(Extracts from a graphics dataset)
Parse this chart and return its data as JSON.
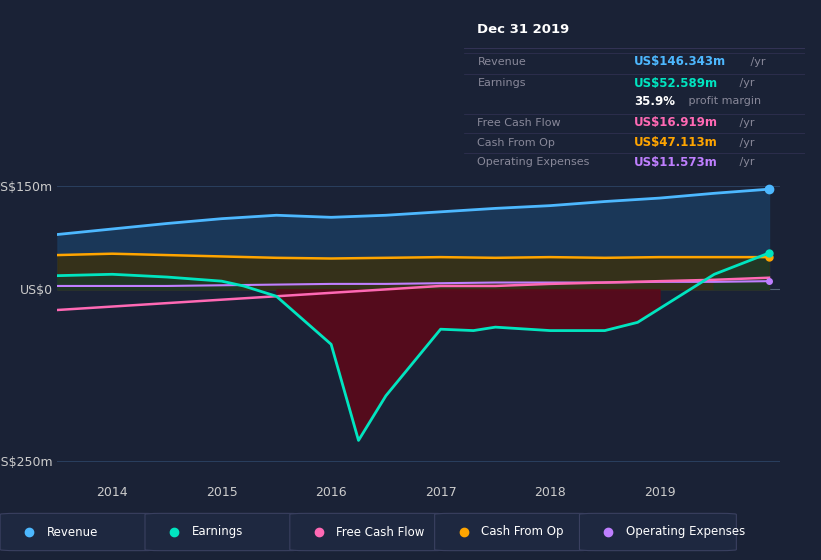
{
  "bg_color": "#1a2236",
  "title_box_date": "Dec 31 2019",
  "ytick_labels": [
    "US$150m",
    "US$0",
    "-US$250m"
  ],
  "ytick_values": [
    150,
    0,
    -250
  ],
  "xlim": [
    2013.5,
    2020.1
  ],
  "ylim": [
    -280,
    185
  ],
  "xtick_values": [
    2014,
    2015,
    2016,
    2017,
    2018,
    2019
  ],
  "grid_color": "#2a3f5f",
  "revenue": {
    "x": [
      2013.5,
      2014.0,
      2014.5,
      2015.0,
      2015.5,
      2016.0,
      2016.5,
      2017.0,
      2017.5,
      2018.0,
      2018.5,
      2019.0,
      2019.5,
      2020.0
    ],
    "y": [
      80,
      88,
      96,
      103,
      108,
      105,
      108,
      113,
      118,
      122,
      128,
      133,
      140,
      146
    ],
    "color": "#4db8ff",
    "fill_color": "#1a3a5c",
    "label": "Revenue"
  },
  "cash_from_op": {
    "x": [
      2013.5,
      2014.0,
      2014.5,
      2015.0,
      2015.5,
      2016.0,
      2016.5,
      2017.0,
      2017.5,
      2018.0,
      2018.5,
      2019.0,
      2019.5,
      2020.0
    ],
    "y": [
      50,
      52,
      50,
      48,
      46,
      45,
      46,
      47,
      46,
      47,
      46,
      47,
      47,
      47
    ],
    "color": "#ffa500",
    "fill_color": "#3a3010",
    "label": "Cash From Op"
  },
  "earnings": {
    "x": [
      2013.5,
      2014.0,
      2014.5,
      2015.0,
      2015.2,
      2015.5,
      2016.0,
      2016.25,
      2016.5,
      2017.0,
      2017.3,
      2017.5,
      2018.0,
      2018.5,
      2018.8,
      2019.0,
      2019.5,
      2020.0
    ],
    "y": [
      20,
      22,
      18,
      12,
      5,
      -10,
      -80,
      -220,
      -155,
      -58,
      -60,
      -55,
      -60,
      -60,
      -48,
      -28,
      22,
      53
    ],
    "color": "#00e5c0",
    "fill_color_neg": "#5a0a1a",
    "fill_color_pos": "#1a3a2a",
    "label": "Earnings"
  },
  "free_cash_flow": {
    "x": [
      2013.5,
      2014.0,
      2014.5,
      2015.0,
      2015.5,
      2016.0,
      2016.5,
      2017.0,
      2017.5,
      2018.0,
      2018.5,
      2019.0,
      2019.5,
      2020.0
    ],
    "y": [
      -30,
      -25,
      -20,
      -15,
      -10,
      -5,
      0,
      5,
      5,
      8,
      10,
      12,
      14,
      17
    ],
    "color": "#ff69b4",
    "label": "Free Cash Flow"
  },
  "operating_expenses": {
    "x": [
      2013.5,
      2014.0,
      2014.5,
      2015.0,
      2015.5,
      2016.0,
      2016.5,
      2017.0,
      2017.5,
      2018.0,
      2018.5,
      2019.0,
      2019.5,
      2020.0
    ],
    "y": [
      5,
      5,
      5,
      6,
      7,
      8,
      8,
      9,
      10,
      10,
      10,
      11,
      11,
      12
    ],
    "color": "#bf7fff",
    "label": "Operating Expenses"
  },
  "legend_items": [
    {
      "label": "Revenue",
      "color": "#4db8ff"
    },
    {
      "label": "Earnings",
      "color": "#00e5c0"
    },
    {
      "label": "Free Cash Flow",
      "color": "#ff69b4"
    },
    {
      "label": "Cash From Op",
      "color": "#ffa500"
    },
    {
      "label": "Operating Expenses",
      "color": "#bf7fff"
    }
  ],
  "info_box": {
    "date": "Dec 31 2019",
    "rows": [
      {
        "label": "Revenue",
        "value": "US$146.343m",
        "unit": " /yr",
        "value_color": "#4db8ff"
      },
      {
        "label": "Earnings",
        "value": "US$52.589m",
        "unit": " /yr",
        "value_color": "#00e5c0"
      },
      {
        "label": "",
        "value": "35.9%",
        "unit": " profit margin",
        "value_color": "#ffffff"
      },
      {
        "label": "Free Cash Flow",
        "value": "US$16.919m",
        "unit": " /yr",
        "value_color": "#ff69b4"
      },
      {
        "label": "Cash From Op",
        "value": "US$47.113m",
        "unit": " /yr",
        "value_color": "#ffa500"
      },
      {
        "label": "Operating Expenses",
        "value": "US$11.573m",
        "unit": " /yr",
        "value_color": "#bf7fff"
      }
    ]
  }
}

What you need to do »
Reproduce the data verbatim. Do not carry any picture into the copy.

Task response »
Parse this chart and return its data as JSON.
{
  "bg_color": "#1a2236",
  "title_box_date": "Dec 31 2019",
  "ytick_labels": [
    "US$150m",
    "US$0",
    "-US$250m"
  ],
  "ytick_values": [
    150,
    0,
    -250
  ],
  "xlim": [
    2013.5,
    2020.1
  ],
  "ylim": [
    -280,
    185
  ],
  "xtick_values": [
    2014,
    2015,
    2016,
    2017,
    2018,
    2019
  ],
  "grid_color": "#2a3f5f",
  "revenue": {
    "x": [
      2013.5,
      2014.0,
      2014.5,
      2015.0,
      2015.5,
      2016.0,
      2016.5,
      2017.0,
      2017.5,
      2018.0,
      2018.5,
      2019.0,
      2019.5,
      2020.0
    ],
    "y": [
      80,
      88,
      96,
      103,
      108,
      105,
      108,
      113,
      118,
      122,
      128,
      133,
      140,
      146
    ],
    "color": "#4db8ff",
    "fill_color": "#1a3a5c",
    "label": "Revenue"
  },
  "cash_from_op": {
    "x": [
      2013.5,
      2014.0,
      2014.5,
      2015.0,
      2015.5,
      2016.0,
      2016.5,
      2017.0,
      2017.5,
      2018.0,
      2018.5,
      2019.0,
      2019.5,
      2020.0
    ],
    "y": [
      50,
      52,
      50,
      48,
      46,
      45,
      46,
      47,
      46,
      47,
      46,
      47,
      47,
      47
    ],
    "color": "#ffa500",
    "fill_color": "#3a3010",
    "label": "Cash From Op"
  },
  "earnings": {
    "x": [
      2013.5,
      2014.0,
      2014.5,
      2015.0,
      2015.2,
      2015.5,
      2016.0,
      2016.25,
      2016.5,
      2017.0,
      2017.3,
      2017.5,
      2018.0,
      2018.5,
      2018.8,
      2019.0,
      2019.5,
      2020.0
    ],
    "y": [
      20,
      22,
      18,
      12,
      5,
      -10,
      -80,
      -220,
      -155,
      -58,
      -60,
      -55,
      -60,
      -60,
      -48,
      -28,
      22,
      53
    ],
    "color": "#00e5c0",
    "fill_color_neg": "#5a0a1a",
    "fill_color_pos": "#1a3a2a",
    "label": "Earnings"
  },
  "free_cash_flow": {
    "x": [
      2013.5,
      2014.0,
      2014.5,
      2015.0,
      2015.5,
      2016.0,
      2016.5,
      2017.0,
      2017.5,
      2018.0,
      2018.5,
      2019.0,
      2019.5,
      2020.0
    ],
    "y": [
      -30,
      -25,
      -20,
      -15,
      -10,
      -5,
      0,
      5,
      5,
      8,
      10,
      12,
      14,
      17
    ],
    "color": "#ff69b4",
    "label": "Free Cash Flow"
  },
  "operating_expenses": {
    "x": [
      2013.5,
      2014.0,
      2014.5,
      2015.0,
      2015.5,
      2016.0,
      2016.5,
      2017.0,
      2017.5,
      2018.0,
      2018.5,
      2019.0,
      2019.5,
      2020.0
    ],
    "y": [
      5,
      5,
      5,
      6,
      7,
      8,
      8,
      9,
      10,
      10,
      10,
      11,
      11,
      12
    ],
    "color": "#bf7fff",
    "label": "Operating Expenses"
  },
  "legend_items": [
    {
      "label": "Revenue",
      "color": "#4db8ff"
    },
    {
      "label": "Earnings",
      "color": "#00e5c0"
    },
    {
      "label": "Free Cash Flow",
      "color": "#ff69b4"
    },
    {
      "label": "Cash From Op",
      "color": "#ffa500"
    },
    {
      "label": "Operating Expenses",
      "color": "#bf7fff"
    }
  ],
  "info_box": {
    "date": "Dec 31 2019",
    "rows": [
      {
        "label": "Revenue",
        "value": "US$146.343m",
        "unit": " /yr",
        "value_color": "#4db8ff"
      },
      {
        "label": "Earnings",
        "value": "US$52.589m",
        "unit": " /yr",
        "value_color": "#00e5c0"
      },
      {
        "label": "",
        "value": "35.9%",
        "unit": " profit margin",
        "value_color": "#ffffff"
      },
      {
        "label": "Free Cash Flow",
        "value": "US$16.919m",
        "unit": " /yr",
        "value_color": "#ff69b4"
      },
      {
        "label": "Cash From Op",
        "value": "US$47.113m",
        "unit": " /yr",
        "value_color": "#ffa500"
      },
      {
        "label": "Operating Expenses",
        "value": "US$11.573m",
        "unit": " /yr",
        "value_color": "#bf7fff"
      }
    ]
  }
}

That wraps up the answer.